Data
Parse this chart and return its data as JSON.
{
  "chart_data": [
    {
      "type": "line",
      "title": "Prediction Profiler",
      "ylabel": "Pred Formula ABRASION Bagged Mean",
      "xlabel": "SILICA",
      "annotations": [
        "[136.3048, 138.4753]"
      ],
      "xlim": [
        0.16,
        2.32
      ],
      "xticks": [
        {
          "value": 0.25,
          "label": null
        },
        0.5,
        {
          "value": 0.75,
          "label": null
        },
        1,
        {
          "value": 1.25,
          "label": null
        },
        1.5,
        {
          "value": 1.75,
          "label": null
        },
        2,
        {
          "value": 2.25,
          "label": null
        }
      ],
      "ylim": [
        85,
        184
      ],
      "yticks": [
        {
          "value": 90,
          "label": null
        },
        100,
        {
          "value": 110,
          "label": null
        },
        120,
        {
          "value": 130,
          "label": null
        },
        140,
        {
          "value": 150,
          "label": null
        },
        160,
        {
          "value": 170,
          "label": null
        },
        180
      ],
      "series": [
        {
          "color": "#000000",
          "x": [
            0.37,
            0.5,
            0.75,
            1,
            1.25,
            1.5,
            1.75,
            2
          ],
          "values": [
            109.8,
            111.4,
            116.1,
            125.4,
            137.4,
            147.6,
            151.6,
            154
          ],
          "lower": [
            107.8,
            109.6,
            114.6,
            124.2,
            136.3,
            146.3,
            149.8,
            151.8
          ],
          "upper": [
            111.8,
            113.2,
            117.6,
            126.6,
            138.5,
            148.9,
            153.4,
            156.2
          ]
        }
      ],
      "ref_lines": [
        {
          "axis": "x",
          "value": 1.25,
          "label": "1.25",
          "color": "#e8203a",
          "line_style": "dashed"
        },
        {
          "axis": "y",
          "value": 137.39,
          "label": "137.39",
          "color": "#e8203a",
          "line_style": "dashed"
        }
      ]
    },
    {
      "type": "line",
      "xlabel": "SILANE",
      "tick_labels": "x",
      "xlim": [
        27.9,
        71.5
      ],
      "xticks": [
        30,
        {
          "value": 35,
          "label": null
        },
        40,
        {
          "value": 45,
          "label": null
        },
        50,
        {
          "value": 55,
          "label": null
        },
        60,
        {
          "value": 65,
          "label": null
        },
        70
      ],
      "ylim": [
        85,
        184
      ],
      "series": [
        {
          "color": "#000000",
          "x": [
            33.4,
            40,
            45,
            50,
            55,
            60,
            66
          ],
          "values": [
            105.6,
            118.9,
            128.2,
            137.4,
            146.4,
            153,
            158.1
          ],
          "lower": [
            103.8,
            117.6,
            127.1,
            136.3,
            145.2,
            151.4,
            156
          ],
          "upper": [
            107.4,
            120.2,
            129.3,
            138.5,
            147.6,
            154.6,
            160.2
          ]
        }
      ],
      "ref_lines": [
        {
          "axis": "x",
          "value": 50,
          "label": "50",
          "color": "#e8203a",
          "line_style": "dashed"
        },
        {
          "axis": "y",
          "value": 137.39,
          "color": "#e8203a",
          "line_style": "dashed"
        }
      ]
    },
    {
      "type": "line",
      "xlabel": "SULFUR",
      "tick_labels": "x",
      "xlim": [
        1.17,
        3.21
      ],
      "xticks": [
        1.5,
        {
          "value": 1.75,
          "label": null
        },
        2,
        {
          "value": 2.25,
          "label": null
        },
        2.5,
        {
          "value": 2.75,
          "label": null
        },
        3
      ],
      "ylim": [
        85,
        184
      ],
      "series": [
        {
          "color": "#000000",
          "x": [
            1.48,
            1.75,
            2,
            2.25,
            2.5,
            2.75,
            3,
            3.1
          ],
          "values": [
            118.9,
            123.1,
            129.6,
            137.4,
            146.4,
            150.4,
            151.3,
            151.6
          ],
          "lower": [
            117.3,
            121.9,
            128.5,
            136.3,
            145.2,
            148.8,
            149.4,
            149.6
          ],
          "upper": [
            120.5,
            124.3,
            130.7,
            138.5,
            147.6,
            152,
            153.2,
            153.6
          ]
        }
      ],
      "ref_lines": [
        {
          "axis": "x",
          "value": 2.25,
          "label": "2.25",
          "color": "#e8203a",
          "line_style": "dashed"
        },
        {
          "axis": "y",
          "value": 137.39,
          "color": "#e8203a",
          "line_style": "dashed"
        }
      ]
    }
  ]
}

Direction
Every record above should be output exactly.

Task result
Parse this chart and return its data as JSON.
{
  "chart_data": [
    {
      "type": "line",
      "title": "Prediction Profiler",
      "ylabel": "Pred Formula ABRASION Bagged Mean",
      "xlabel": "SILICA",
      "annotations": [
        "[136.3048, 138.4753]"
      ],
      "xlim": [
        0.16,
        2.32
      ],
      "xticks": [
        {
          "value": 0.25,
          "label": null
        },
        0.5,
        {
          "value": 0.75,
          "label": null
        },
        1,
        {
          "value": 1.25,
          "label": null
        },
        1.5,
        {
          "value": 1.75,
          "label": null
        },
        2,
        {
          "value": 2.25,
          "label": null
        }
      ],
      "ylim": [
        85,
        184
      ],
      "yticks": [
        {
          "value": 90,
          "label": null
        },
        100,
        {
          "value": 110,
          "label": null
        },
        120,
        {
          "value": 130,
          "label": null
        },
        140,
        {
          "value": 150,
          "label": null
        },
        160,
        {
          "value": 170,
          "label": null
        },
        180
      ],
      "series": [
        {
          "color": "#000000",
          "x": [
            0.37,
            0.5,
            0.75,
            1,
            1.25,
            1.5,
            1.75,
            2
          ],
          "values": [
            109.8,
            111.4,
            116.1,
            125.4,
            137.4,
            147.6,
            151.6,
            154
          ],
          "lower": [
            107.8,
            109.6,
            114.6,
            124.2,
            136.3,
            146.3,
            149.8,
            151.8
          ],
          "upper": [
            111.8,
            113.2,
            117.6,
            126.6,
            138.5,
            148.9,
            153.4,
            156.2
          ]
        }
      ],
      "ref_lines": [
        {
          "axis": "x",
          "value": 1.25,
          "label": "1.25",
          "color": "#e8203a",
          "line_style": "dashed"
        },
        {
          "axis": "y",
          "value": 137.39,
          "label": "137.39",
          "color": "#e8203a",
          "line_style": "dashed"
        }
      ]
    },
    {
      "type": "line",
      "xlabel": "SILANE",
      "tick_labels": "x",
      "xlim": [
        27.9,
        71.5
      ],
      "xticks": [
        30,
        {
          "value": 35,
          "label": null
        },
        40,
        {
          "value": 45,
          "label": null
        },
        50,
        {
          "value": 55,
          "label": null
        },
        60,
        {
          "value": 65,
          "label": null
        },
        70
      ],
      "ylim": [
        85,
        184
      ],
      "series": [
        {
          "color": "#000000",
          "x": [
            33.4,
            40,
            45,
            50,
            55,
            60,
            66
          ],
          "values": [
            105.6,
            118.9,
            128.2,
            137.4,
            146.4,
            153,
            158.1
          ],
          "lower": [
            103.8,
            117.6,
            127.1,
            136.3,
            145.2,
            151.4,
            156
          ],
          "upper": [
            107.4,
            120.2,
            129.3,
            138.5,
            147.6,
            154.6,
            160.2
          ]
        }
      ],
      "ref_lines": [
        {
          "axis": "x",
          "value": 50,
          "label": "50",
          "color": "#e8203a",
          "line_style": "dashed"
        },
        {
          "axis": "y",
          "value": 137.39,
          "color": "#e8203a",
          "line_style": "dashed"
        }
      ]
    },
    {
      "type": "line",
      "xlabel": "SULFUR",
      "tick_labels": "x",
      "xlim": [
        1.17,
        3.21
      ],
      "xticks": [
        1.5,
        {
          "value": 1.75,
          "label": null
        },
        2,
        {
          "value": 2.25,
          "label": null
        },
        2.5,
        {
          "value": 2.75,
          "label": null
        },
        3
      ],
      "ylim": [
        85,
        184
      ],
      "series": [
        {
          "color": "#000000",
          "x": [
            1.48,
            1.75,
            2,
            2.25,
            2.5,
            2.75,
            3,
            3.1
          ],
          "values": [
            118.9,
            123.1,
            129.6,
            137.4,
            146.4,
            150.4,
            151.3,
            151.6
          ],
          "lower": [
            117.3,
            121.9,
            128.5,
            136.3,
            145.2,
            148.8,
            149.4,
            149.6
          ],
          "upper": [
            120.5,
            124.3,
            130.7,
            138.5,
            147.6,
            152,
            153.2,
            153.6
          ]
        }
      ],
      "ref_lines": [
        {
          "axis": "x",
          "value": 2.25,
          "label": "2.25",
          "color": "#e8203a",
          "line_style": "dashed"
        },
        {
          "axis": "y",
          "value": 137.39,
          "color": "#e8203a",
          "line_style": "dashed"
        }
      ]
    }
  ]
}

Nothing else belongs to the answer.